--- Start DOCUMENT ---

[CIR] Fix assignment ignore in ScalarExprEmitter

clang/lib/CIR/CodeGen/CIRGenExpr.cpp

@@ -1630,7 +1630,7 @@ RValue CIRGenFunction::emitAnyExpr(const Expr *e, AggValueSlot aggSlot,
                                    bool ignoreResult) {
   switch (CIRGenFunction::getEvaluationKind(e->getType())) {
   case cir::TEK_Scalar:
-    return RValue::get(emitScalarExpr(e));
+    return RValue::get(emitScalarExpr(e, ignoreResult));
   case cir::TEK_Complex:
     return RValue::getComplex(emitComplexExpr(e));
   case cir::TEK_Aggregate: {

clang/lib/CIR/CodeGen/CIRGenExprScalar.cpp

@@ -81,8 +81,9 @@ class ScalarExprEmitter : public StmtVisitor<ScalarExprEmitter, mlir::Value> {
   bool ignoreResultAssign;
 
 public:
-  ScalarExprEmitter(CIRGenFunction &cgf, CIRGenBuilderTy &builder)
-      : cgf(cgf), builder(builder) {}
+  ScalarExprEmitter(CIRGenFunction &cgf, CIRGenBuilderTy &builder,
+                    bool ignoreResultAssign = false)

--- End DOCUMENT ---

_GIVEN INSTRUCTION A_. Can you return, unchanged, the lines of the listing from its first line through the line holding "x-axis-label: Agent bbox=[1302, 1204, 1403, 1244]", inclusive?

--- Start PROVIDED ENTRIES ---

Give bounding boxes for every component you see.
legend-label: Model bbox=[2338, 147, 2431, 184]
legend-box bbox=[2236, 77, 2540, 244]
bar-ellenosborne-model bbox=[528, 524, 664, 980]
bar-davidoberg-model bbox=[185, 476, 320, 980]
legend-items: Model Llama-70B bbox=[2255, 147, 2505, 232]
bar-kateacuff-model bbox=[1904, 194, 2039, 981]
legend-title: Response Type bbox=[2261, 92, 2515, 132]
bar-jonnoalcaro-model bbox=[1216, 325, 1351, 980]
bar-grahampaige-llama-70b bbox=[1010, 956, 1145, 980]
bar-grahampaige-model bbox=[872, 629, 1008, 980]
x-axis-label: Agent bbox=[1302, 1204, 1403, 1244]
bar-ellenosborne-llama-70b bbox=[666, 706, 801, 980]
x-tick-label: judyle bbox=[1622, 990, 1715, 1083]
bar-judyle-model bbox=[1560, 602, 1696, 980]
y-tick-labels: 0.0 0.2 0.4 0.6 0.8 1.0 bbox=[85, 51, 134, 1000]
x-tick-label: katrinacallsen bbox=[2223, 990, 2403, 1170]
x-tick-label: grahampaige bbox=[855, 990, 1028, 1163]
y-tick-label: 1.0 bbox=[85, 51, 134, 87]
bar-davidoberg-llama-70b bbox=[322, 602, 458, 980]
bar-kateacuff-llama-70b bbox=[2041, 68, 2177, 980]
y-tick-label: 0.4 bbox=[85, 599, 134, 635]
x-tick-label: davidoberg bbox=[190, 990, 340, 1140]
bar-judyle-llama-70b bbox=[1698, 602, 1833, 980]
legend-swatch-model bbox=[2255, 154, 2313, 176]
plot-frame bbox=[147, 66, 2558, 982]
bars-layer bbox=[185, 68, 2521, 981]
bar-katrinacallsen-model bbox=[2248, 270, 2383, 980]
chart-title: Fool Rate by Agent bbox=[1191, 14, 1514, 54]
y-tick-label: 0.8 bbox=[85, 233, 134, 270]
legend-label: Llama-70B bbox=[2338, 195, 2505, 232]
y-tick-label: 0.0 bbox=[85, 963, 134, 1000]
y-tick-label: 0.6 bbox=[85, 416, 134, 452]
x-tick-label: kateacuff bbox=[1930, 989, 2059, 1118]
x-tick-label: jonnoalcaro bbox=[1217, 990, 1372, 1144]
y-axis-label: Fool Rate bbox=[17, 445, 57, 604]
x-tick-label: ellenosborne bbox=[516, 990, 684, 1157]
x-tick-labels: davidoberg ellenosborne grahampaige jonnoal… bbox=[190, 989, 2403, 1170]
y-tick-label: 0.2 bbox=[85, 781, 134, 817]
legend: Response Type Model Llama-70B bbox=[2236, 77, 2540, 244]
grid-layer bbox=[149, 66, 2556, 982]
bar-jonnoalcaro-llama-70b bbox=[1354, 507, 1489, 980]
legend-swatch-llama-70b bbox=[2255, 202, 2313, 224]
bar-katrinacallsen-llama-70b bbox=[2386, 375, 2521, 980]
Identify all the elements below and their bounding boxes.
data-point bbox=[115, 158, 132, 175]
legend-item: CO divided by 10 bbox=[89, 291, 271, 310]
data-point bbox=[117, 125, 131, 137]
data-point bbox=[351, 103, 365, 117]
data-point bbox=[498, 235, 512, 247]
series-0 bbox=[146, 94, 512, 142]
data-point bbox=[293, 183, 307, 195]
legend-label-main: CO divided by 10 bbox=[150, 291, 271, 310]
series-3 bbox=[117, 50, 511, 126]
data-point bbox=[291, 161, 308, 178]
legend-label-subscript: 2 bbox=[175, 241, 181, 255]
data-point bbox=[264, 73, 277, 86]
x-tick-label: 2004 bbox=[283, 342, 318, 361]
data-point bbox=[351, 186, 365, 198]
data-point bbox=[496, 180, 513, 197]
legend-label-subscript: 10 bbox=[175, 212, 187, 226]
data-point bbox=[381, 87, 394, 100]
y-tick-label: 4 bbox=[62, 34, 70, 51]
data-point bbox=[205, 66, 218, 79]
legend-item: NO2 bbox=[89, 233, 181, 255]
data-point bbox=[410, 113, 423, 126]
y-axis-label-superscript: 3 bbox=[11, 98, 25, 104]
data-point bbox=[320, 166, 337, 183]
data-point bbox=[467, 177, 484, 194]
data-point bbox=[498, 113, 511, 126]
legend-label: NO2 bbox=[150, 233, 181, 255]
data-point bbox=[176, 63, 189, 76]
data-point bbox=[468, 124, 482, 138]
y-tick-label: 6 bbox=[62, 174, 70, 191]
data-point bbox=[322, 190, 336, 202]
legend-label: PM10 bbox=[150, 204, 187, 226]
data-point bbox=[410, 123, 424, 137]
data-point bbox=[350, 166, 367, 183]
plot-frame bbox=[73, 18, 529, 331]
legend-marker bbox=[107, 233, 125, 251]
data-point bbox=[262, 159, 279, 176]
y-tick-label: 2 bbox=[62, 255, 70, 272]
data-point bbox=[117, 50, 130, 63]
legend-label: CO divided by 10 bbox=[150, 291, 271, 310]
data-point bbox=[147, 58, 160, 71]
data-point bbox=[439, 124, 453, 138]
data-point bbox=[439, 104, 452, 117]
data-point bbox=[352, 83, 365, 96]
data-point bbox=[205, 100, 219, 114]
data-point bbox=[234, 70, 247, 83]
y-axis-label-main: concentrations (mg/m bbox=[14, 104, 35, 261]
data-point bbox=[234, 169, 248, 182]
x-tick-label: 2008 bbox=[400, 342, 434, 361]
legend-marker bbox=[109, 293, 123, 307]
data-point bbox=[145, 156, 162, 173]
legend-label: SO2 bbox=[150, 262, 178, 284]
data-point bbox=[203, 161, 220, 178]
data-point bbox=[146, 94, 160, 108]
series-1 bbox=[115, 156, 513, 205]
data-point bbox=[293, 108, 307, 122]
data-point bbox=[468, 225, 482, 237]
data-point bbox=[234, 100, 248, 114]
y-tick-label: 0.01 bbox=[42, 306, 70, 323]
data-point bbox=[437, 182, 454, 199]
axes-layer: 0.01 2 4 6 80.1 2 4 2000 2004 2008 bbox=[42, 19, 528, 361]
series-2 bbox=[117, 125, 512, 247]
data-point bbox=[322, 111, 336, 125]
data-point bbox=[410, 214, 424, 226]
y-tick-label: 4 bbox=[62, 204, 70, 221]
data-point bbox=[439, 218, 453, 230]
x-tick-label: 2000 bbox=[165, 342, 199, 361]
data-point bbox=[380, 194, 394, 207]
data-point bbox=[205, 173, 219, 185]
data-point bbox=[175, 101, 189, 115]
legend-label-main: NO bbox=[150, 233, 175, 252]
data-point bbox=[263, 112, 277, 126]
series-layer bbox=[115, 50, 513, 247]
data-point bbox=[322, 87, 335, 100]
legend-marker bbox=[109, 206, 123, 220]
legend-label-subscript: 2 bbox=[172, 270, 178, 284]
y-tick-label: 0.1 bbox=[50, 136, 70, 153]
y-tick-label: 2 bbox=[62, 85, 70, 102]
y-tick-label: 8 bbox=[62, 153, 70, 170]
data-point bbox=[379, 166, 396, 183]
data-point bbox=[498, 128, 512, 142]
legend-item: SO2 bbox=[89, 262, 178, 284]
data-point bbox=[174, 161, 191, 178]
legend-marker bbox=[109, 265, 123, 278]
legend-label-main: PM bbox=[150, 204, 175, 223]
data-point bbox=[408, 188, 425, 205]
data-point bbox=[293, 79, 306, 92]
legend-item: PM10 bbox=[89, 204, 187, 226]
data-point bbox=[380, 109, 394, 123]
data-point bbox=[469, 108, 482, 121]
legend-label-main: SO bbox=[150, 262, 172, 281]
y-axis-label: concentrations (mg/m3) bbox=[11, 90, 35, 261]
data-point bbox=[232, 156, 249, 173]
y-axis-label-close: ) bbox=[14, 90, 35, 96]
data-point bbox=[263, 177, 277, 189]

--- End PROVIDED ENTRIES ---

_GIVEN INSTRUCTION B_. Could you retype the whole ScalarExprEmitter patch without any changes?

_FULL SOLUTION A_.
Give bounding boxes for every component you see.
legend-label: Model bbox=[2338, 147, 2431, 184]
legend-box bbox=[2236, 77, 2540, 244]
bar-ellenosborne-model bbox=[528, 524, 664, 980]
bar-davidoberg-model bbox=[185, 476, 320, 980]
legend-items: Model Llama-70B bbox=[2255, 147, 2505, 232]
bar-kateacuff-model bbox=[1904, 194, 2039, 981]
legend-title: Response Type bbox=[2261, 92, 2515, 132]
bar-jonnoalcaro-model bbox=[1216, 325, 1351, 980]
bar-grahampaige-llama-70b bbox=[1010, 956, 1145, 980]
bar-grahampaige-model bbox=[872, 629, 1008, 980]
x-axis-label: Agent bbox=[1302, 1204, 1403, 1244]

_FULL SOLUTION B_.
[CIR] Fix assignment ignore in ScalarExprEmitter

clang/lib/CIR/CodeGen/CIRGenExpr.cpp

@@ -1630,7 +1630,7 @@ RValue CIRGenFunction::emitAnyExpr(const Expr *e, AggValueSlot aggSlot,
                                    bool ignoreResult) {
   switch (CIRGenFunction::getEvaluationKind(e->getType())) {
   case cir::TEK_Scalar:
-    return RValue::get(emitScalarExpr(e));
+    return RValue::get(emitScalarExpr(e, ignoreResult));
   case cir::TEK_Complex:
     return RValue::getComplex(emitComplexExpr(e));
   case cir::TEK_Aggregate: {

clang/lib/CIR/CodeGen/CIRGenExprScalar.cpp

@@ -81,8 +81,9 @@ class ScalarExprEmitter : public StmtVisitor<ScalarExprEmitter, mlir::Value> {
   bool ignoreResultAssign;
 
 public:
-  ScalarExprEmitter(CIRGenFunction &cgf, CIRGenBuilderTy &builder)
-      : cgf(cgf), builder(builder) {}
+  ScalarExprEmitter(CIRGenFunction &cgf, CIRGenBuilderTy &builder,
+                    bool ignoreResultAssign = false)